→ REQUIRED WORK
Would you quote the material below in full and unchanged?
── ENTRIES PROVIDED
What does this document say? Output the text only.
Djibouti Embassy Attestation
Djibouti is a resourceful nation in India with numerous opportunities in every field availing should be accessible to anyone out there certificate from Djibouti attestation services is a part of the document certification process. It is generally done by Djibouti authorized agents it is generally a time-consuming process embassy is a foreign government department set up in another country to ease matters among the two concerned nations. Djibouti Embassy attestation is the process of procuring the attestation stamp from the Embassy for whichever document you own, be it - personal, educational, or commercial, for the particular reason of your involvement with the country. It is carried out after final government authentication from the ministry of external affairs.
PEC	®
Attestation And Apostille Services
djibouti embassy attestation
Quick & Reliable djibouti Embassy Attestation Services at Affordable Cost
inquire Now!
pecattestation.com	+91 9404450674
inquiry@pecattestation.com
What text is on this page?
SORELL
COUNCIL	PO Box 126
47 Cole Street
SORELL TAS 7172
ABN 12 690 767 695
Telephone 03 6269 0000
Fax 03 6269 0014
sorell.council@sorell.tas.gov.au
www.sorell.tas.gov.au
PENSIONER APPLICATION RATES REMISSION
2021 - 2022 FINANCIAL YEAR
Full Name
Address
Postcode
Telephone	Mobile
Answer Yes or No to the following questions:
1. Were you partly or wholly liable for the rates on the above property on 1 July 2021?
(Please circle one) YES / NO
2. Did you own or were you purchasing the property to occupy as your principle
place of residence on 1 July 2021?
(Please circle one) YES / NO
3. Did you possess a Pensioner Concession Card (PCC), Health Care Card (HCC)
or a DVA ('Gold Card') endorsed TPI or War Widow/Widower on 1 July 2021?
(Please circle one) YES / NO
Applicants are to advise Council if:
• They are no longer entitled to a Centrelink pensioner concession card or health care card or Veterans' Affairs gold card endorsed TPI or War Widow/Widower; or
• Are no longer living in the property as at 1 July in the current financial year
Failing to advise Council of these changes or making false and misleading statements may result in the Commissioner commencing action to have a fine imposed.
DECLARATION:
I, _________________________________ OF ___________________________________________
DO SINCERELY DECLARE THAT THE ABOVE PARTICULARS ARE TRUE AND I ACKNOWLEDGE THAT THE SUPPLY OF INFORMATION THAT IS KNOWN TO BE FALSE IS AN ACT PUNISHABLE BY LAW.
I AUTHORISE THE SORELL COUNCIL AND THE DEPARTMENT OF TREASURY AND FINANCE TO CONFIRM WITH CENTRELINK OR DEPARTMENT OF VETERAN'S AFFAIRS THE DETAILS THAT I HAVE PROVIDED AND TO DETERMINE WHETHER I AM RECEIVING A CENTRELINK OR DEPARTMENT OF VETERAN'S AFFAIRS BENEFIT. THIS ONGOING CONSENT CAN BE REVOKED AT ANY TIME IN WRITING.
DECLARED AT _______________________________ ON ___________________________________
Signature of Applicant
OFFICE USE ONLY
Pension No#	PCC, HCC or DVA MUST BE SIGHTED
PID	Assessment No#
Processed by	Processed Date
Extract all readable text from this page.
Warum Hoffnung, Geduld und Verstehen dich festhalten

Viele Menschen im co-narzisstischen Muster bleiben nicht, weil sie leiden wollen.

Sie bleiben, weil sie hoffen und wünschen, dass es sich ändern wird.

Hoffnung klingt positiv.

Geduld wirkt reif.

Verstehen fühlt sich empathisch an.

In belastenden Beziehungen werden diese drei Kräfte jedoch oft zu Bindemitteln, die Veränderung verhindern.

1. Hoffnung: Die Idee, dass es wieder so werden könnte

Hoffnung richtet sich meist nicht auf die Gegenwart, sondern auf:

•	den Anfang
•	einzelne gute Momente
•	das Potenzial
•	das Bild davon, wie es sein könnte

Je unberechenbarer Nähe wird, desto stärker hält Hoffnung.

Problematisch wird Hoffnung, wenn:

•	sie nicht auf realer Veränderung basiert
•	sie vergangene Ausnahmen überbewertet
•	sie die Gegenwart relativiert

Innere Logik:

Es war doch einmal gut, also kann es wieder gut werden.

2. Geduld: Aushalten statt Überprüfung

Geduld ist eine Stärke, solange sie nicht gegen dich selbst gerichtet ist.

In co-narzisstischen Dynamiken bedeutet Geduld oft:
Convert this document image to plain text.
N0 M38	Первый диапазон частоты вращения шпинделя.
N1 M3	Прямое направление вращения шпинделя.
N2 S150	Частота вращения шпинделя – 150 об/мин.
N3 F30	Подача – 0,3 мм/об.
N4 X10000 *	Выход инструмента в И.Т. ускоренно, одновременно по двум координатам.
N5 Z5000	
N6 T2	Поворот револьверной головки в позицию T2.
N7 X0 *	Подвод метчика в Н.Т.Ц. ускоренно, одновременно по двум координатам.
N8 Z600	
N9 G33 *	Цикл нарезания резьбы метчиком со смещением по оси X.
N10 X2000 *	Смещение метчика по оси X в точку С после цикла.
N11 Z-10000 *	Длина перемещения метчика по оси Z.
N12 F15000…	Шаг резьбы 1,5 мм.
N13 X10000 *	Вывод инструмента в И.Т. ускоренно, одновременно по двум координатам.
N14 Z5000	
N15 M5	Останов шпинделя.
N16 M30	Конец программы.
────
→ ANSWER FOR THE TASK
What does this document say? Output the text only.
Djibouti Embassy Attestation
Djibouti is a resourceful nation in India with numerous opportunities in every field availing should be accessible to anyone out there certificate from Djibouti attestation services is a part of the document certification process. It is generally done by Djibouti authorized agents it is generally a time-consuming process embassy is a foreign government department set up in another country to ease matters among the two concerned nations. Djibouti Embassy attestation is the process of procuring the attestation stamp from the Embassy for whichever document you own, be it - personal, educational, or commercial, for the particular reason of your involvement with the country. It is carried out after final government authentication from the ministry of external affairs.
PEC	®
Attestation And Apostille Services
djibouti embassy attestation
Quick & Reliable djibouti Embassy Attestation Services at Affordable Cost
inquire Now!
pecattestation.com	+91 9404450674
inquiry@pecattestation.com
What text is on this page?
SORELL
COUNCIL	PO Box 126
47 Cole Street
SORELL TAS 7172
ABN 12 690 767 695
Telephone 03 6269 0000
Fax 03 6269 0014
sorell.council@sorell.tas.gov.au
www.sorell.tas.gov.au
PENSIONER APPLICATION RATES REMISSION
2021 - 2022 FINANCIAL YEAR
Full Name
Address
Postcode
Telephone	Mobile
Answer Yes or No to the following questions:
1. Were you partly or wholly liable for the rates on the above property on 1 July 2021?
(Please circle one) YES / NO
2. Did you own or were you purchasing the property to occupy as your principle
place of residence on 1 July 2021?
(Please circle one) YES / NO
3. Did you possess a Pensioner Concession Card (PCC), Health Care Card (HCC)
or a DVA ('Gold Card') endorsed TPI or War Widow/Widower on 1 July 2021?
(Please circle one) YES / NO
Applicants are to advise Council if:
• They are no longer entitled to a Centrelink pensioner concession card or health care card or Veterans' Affairs gold card endorsed TPI or War Widow/Widower; or
• Are no longer living in the property as at 1 July in the current financial year
Failing to advise Council of these changes or making false and misleading statements may result in the Commissioner commencing action to have a fine imposed.
DECLARATION:
I, _________________________________ OF ___________________________________________
DO SINCERELY DECLARE THAT THE ABOVE PARTICULARS ARE TRUE AND I ACKNOWLEDGE THAT THE SUPPLY OF INFORMATION THAT IS KNOWN TO BE FALSE IS AN ACT PUNISHABLE BY LAW.
I AUTHORISE THE SORELL COUNCIL AND THE DEPARTMENT OF TREASURY AND FINANCE TO CONFIRM WITH CENTRELINK OR DEPARTMENT OF VETERAN'S AFFAIRS THE DETAILS THAT I HAVE PROVIDED AND TO DETERMINE WHETHER I AM RECEIVING A CENTRELINK OR DEPARTMENT OF VETERAN'S AFFAIRS BENEFIT. THIS ONGOING CONSENT CAN BE REVOKED AT ANY TIME IN WRITING.
DECLARED AT _______________________________ ON ___________________________________
Signature of Applicant
OFFICE USE ONLY
Pension No#	PCC, HCC or DVA MUST BE SIGHTED
PID	Assessment No#
Processed by	Processed Date
Extract all readable text from this page.
Warum Hoffnung, Geduld und Verstehen dich festhalten

Viele Menschen im co-narzisstischen Muster bleiben nicht, weil sie leiden wollen.

Sie bleiben, weil sie hoffen und wünschen, dass es sich ändern wird.

Hoffnung klingt positiv.

Geduld wirkt reif.

Verstehen fühlt sich empathisch an.

In belastenden Beziehungen werden diese drei Kräfte jedoch oft zu Bindemitteln, die Veränderung verhindern.

1. Hoffnung: Die Idee, dass es wieder so werden könnte

Hoffnung richtet sich meist nicht auf die Gegenwart, sondern auf:

•	den Anfang
•	einzelne gute Momente
•	das Potenzial
•	das Bild davon, wie es sein könnte

Je unberechenbarer Nähe wird, desto stärker hält Hoffnung.

Problematisch wird Hoffnung, wenn:

•	sie nicht auf realer Veränderung basiert
•	sie vergangene Ausnahmen überbewertet
•	sie die Gegenwart relativiert

Innere Logik:

Es war doch einmal gut, also kann es wieder gut werden.

2. Geduld: Aushalten statt Überprüfung

Geduld ist eine Stärke, solange sie nicht gegen dich selbst gerichtet ist.

In co-narzisstischen Dynamiken bedeutet Geduld oft:
Convert this document image to plain text.
N0 M38	Первый диапазон частоты вращения шпинделя.
N1 M3	Прямое направление вращения шпинделя.
N2 S150	Частота вращения шпинделя – 150 об/мин.
N3 F30	Подача – 0,3 мм/об.
N4 X10000 *	Выход инструмента в И.Т. ускоренно, одновременно по двум координатам.
N5 Z5000	
N6 T2	Поворот револьверной головки в позицию T2.
N7 X0 *	Подвод метчика в Н.Т.Ц. ускоренно, одновременно по двум координатам.
N8 Z600	
N9 G33 *	Цикл нарезания резьбы метчиком со смещением по оси X.
N10 X2000 *	Смещение метчика по оси X в точку С после цикла.
N11 Z-10000 *	Длина перемещения метчика по оси Z.
N12 F15000…	Шаг резьбы 1,5 мм.
N13 X10000 *	Вывод инструмента в И.Т. ускоренно, одновременно по двум координатам.
N14 Z5000	
N15 M5	Останов шпинделя.
N16 M30	Конец программы.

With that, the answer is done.